### Task description
Below is a set of entries. Reproduce exactly the lines from the one containing "Give me the" through the end, both included.

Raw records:

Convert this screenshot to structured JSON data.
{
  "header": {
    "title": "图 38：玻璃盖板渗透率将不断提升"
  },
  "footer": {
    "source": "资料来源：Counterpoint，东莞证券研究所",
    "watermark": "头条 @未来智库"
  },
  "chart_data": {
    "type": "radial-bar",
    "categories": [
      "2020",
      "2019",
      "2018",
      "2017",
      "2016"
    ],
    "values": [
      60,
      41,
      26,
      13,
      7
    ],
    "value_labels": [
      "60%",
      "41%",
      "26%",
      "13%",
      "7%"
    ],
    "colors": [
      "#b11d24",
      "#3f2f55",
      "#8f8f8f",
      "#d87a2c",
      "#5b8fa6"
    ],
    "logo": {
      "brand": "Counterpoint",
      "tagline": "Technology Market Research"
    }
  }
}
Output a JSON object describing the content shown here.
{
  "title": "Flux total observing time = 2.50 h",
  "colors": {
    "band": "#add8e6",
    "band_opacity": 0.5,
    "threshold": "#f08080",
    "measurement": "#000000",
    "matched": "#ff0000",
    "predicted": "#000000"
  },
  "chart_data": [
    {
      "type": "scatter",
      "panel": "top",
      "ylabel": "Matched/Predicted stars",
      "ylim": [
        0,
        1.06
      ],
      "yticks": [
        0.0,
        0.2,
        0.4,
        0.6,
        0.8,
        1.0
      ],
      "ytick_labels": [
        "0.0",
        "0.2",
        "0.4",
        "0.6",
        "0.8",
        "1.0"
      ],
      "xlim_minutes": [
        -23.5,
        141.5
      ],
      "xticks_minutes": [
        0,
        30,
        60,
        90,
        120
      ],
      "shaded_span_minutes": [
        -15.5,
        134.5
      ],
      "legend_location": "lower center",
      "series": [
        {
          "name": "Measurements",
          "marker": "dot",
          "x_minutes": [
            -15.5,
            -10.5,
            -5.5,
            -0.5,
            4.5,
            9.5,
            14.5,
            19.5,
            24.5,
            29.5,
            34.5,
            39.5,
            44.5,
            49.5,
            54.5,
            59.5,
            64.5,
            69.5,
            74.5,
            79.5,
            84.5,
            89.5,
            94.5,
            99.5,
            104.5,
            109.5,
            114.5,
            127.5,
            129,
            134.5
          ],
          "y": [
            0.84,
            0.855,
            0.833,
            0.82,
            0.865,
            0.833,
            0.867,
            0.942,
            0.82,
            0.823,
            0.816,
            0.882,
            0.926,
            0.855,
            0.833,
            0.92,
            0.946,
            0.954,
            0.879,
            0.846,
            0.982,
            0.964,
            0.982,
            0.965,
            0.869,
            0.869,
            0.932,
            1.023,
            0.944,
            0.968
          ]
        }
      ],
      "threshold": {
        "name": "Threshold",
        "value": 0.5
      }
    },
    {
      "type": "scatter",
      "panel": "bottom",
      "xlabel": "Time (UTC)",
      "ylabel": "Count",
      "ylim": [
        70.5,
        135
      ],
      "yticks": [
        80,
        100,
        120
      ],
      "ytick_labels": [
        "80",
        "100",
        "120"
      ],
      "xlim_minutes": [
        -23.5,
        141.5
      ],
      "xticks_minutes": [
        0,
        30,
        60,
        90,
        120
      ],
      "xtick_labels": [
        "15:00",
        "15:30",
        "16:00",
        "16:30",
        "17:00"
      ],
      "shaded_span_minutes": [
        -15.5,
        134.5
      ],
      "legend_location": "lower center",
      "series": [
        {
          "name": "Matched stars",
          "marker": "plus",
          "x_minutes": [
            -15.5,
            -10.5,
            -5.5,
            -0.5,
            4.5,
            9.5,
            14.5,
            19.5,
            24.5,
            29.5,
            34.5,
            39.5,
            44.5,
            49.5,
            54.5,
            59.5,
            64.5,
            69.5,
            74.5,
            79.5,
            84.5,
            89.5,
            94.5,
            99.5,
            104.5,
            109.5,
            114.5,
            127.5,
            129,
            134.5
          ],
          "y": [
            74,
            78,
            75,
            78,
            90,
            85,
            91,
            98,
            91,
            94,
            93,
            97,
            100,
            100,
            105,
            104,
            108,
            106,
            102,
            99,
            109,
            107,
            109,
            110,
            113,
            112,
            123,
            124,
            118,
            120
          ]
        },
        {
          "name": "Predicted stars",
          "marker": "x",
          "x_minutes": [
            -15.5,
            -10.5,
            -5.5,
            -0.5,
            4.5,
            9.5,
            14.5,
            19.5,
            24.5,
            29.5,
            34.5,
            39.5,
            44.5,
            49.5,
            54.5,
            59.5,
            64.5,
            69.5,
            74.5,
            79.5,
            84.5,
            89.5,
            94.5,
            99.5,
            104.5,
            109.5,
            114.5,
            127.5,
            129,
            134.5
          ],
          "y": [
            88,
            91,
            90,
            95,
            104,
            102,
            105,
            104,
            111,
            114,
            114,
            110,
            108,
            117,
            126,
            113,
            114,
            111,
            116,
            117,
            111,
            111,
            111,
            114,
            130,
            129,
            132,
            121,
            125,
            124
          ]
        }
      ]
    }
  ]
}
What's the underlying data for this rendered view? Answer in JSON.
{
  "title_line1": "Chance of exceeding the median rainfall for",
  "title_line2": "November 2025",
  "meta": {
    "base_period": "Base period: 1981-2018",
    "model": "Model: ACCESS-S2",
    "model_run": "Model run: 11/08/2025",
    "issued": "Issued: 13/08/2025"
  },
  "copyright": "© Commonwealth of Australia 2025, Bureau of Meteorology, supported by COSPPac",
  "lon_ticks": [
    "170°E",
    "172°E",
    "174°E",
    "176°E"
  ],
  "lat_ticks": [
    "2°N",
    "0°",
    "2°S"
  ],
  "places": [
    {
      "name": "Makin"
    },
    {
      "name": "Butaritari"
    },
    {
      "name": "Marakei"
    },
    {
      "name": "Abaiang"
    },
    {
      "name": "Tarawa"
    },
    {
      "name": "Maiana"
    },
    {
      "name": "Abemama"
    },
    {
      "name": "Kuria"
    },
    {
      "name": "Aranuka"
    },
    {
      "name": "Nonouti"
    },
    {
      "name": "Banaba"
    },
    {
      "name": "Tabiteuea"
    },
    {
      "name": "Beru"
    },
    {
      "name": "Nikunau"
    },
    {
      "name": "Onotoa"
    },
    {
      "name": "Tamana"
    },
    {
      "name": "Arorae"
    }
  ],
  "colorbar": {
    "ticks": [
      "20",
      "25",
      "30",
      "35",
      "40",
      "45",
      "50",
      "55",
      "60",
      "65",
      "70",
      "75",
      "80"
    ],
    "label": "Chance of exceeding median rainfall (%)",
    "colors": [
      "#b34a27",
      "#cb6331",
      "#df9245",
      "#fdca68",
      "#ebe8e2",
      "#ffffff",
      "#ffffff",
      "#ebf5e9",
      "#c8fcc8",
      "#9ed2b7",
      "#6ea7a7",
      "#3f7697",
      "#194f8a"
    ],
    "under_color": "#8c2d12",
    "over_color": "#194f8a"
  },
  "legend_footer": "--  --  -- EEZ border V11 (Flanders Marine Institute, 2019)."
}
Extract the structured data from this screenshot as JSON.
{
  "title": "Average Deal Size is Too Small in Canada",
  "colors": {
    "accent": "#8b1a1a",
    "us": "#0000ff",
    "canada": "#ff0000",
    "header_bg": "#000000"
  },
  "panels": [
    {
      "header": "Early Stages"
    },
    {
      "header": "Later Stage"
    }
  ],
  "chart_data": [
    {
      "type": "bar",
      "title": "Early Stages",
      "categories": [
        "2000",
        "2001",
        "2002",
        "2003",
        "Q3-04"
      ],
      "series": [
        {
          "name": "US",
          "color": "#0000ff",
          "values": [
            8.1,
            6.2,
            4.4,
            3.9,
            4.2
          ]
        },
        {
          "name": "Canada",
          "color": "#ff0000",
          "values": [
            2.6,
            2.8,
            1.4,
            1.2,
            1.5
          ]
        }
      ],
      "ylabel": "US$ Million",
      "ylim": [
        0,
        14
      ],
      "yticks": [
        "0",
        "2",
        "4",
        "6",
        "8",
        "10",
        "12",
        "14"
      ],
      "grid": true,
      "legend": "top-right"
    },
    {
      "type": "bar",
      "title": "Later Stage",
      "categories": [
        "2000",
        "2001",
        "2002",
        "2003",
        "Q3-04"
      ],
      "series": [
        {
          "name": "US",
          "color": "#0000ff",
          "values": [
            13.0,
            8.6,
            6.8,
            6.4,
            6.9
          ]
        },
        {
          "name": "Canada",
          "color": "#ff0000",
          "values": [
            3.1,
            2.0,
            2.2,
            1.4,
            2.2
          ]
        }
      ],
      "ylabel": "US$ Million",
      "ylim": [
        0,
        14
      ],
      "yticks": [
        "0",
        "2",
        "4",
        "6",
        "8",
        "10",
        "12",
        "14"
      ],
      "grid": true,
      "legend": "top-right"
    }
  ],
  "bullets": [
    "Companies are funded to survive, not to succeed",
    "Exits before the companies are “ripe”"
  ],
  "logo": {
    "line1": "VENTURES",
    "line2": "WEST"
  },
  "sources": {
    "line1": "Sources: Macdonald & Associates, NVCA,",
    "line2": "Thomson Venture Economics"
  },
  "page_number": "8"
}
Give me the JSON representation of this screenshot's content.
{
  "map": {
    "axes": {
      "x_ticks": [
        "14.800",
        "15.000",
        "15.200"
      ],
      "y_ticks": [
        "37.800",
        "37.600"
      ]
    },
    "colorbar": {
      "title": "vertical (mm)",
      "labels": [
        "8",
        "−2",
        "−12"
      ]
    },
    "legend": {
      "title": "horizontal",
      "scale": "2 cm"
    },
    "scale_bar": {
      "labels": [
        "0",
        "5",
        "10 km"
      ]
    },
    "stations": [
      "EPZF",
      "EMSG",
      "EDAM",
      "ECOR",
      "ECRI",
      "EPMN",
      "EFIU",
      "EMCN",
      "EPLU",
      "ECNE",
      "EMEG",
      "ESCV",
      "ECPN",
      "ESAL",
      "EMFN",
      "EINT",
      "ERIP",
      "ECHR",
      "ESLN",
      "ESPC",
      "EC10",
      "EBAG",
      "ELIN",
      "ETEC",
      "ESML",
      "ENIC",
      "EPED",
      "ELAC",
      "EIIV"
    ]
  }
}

### In response
Give me the JSON representation of this screenshot's content.
{
  "map": {
    "axes": {
      "x_ticks": [
        "14.800",
        "15.000",
        "15.200"
      ],
      "y_ticks": [
        "37.800",
        "37.600"
      ]
    },
    "colorbar": {
      "title": "vertical (mm)",
      "labels": [
        "8",
        "−2",
        "−12"
      ]
    },
    "legend": {
      "title": "horizontal",
      "scale": "2 cm"
    },
    "scale_bar": {
      "labels": [
        "0",
        "5",
        "10 km"
      ]
    },
    "stations": [
      "EPZF",
      "EMSG",
      "EDAM",
      "ECOR",
      "ECRI",
      "EPMN",
      "EFIU",
      "EMCN",
      "EPLU",
      "ECNE",
      "EMEG",
      "ESCV",
      "ECPN",
      "ESAL",
      "EMFN",
      "EINT",
      "ERIP",
      "ECHR",
      "ESLN",
      "ESPC",
      "EC10",
      "EBAG",
      "ELIN",
      "ETEC",
      "ESML",
      "ENIC",
      "EPED",
      "ELAC",
      "EIIV"
    ]
  }
}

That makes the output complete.